Items from a data source:
▬▬▬▬▬▬▬▬▬▬

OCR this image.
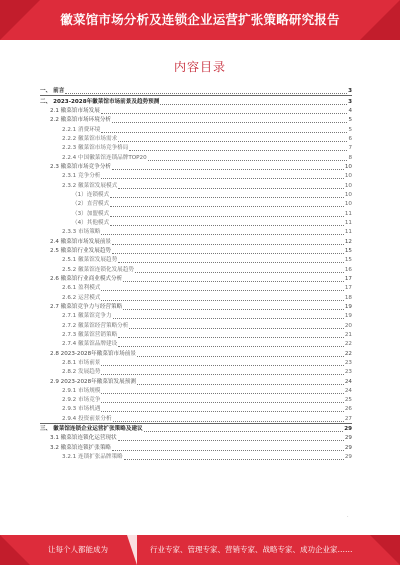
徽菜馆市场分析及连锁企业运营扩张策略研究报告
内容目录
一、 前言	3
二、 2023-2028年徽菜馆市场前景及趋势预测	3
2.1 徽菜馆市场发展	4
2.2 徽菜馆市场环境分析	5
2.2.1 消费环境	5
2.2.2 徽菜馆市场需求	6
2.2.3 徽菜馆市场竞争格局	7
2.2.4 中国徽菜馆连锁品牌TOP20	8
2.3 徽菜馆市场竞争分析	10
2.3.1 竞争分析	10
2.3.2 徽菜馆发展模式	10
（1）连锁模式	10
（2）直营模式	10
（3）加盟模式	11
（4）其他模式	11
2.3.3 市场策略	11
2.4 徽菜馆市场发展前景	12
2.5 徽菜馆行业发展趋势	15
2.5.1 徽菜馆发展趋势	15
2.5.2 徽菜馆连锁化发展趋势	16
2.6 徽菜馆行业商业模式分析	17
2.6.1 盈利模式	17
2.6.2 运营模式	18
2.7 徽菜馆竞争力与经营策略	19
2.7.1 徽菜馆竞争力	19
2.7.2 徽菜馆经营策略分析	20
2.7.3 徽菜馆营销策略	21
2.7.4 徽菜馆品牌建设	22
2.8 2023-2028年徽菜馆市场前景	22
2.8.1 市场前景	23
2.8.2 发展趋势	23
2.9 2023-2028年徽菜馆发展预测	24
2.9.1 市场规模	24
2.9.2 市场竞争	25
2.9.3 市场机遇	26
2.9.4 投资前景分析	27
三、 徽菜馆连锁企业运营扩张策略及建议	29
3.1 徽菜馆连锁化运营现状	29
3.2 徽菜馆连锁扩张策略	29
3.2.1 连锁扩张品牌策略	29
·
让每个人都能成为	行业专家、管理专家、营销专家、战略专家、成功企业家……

▬▬▬▬▬▬▬▬▬▬

Task requirements: None of the pictures should appear; repeat the records exactly otherwise.

Reply:
OCR this image.
徽菜馆市场分析及连锁企业运营扩张策略研究报告
内容目录
一、 前言	3
二、 2023-2028年徽菜馆市场前景及趋势预测	3
2.1 徽菜馆市场发展	4
2.2 徽菜馆市场环境分析	5
2.2.1 消费环境	5
2.2.2 徽菜馆市场需求	6
2.2.3 徽菜馆市场竞争格局	7
2.2.4 中国徽菜馆连锁品牌TOP20	8
2.3 徽菜馆市场竞争分析	10
2.3.1 竞争分析	10
2.3.2 徽菜馆发展模式	10
（1）连锁模式	10
（2）直营模式	10
（3）加盟模式	11
（4）其他模式	11
2.3.3 市场策略	11
2.4 徽菜馆市场发展前景	12
2.5 徽菜馆行业发展趋势	15
2.5.1 徽菜馆发展趋势	15
2.5.2 徽菜馆连锁化发展趋势	16
2.6 徽菜馆行业商业模式分析	17
2.6.1 盈利模式	17
2.6.2 运营模式	18
2.7 徽菜馆竞争力与经营策略	19
2.7.1 徽菜馆竞争力	19
2.7.2 徽菜馆经营策略分析	20
2.7.3 徽菜馆营销策略	21
2.7.4 徽菜馆品牌建设	22
2.8 2023-2028年徽菜馆市场前景	22
2.8.1 市场前景	23
2.8.2 发展趋势	23
2.9 2023-2028年徽菜馆发展预测	24
2.9.1 市场规模	24
2.9.2 市场竞争	25
2.9.3 市场机遇	26
2.9.4 投资前景分析	27
三、 徽菜馆连锁企业运营扩张策略及建议	29
3.1 徽菜馆连锁化运营现状	29
3.2 徽菜馆连锁扩张策略	29
3.2.1 连锁扩张品牌策略	29
·
让每个人都能成为	行业专家、管理专家、营销专家、战略专家、成功企业家……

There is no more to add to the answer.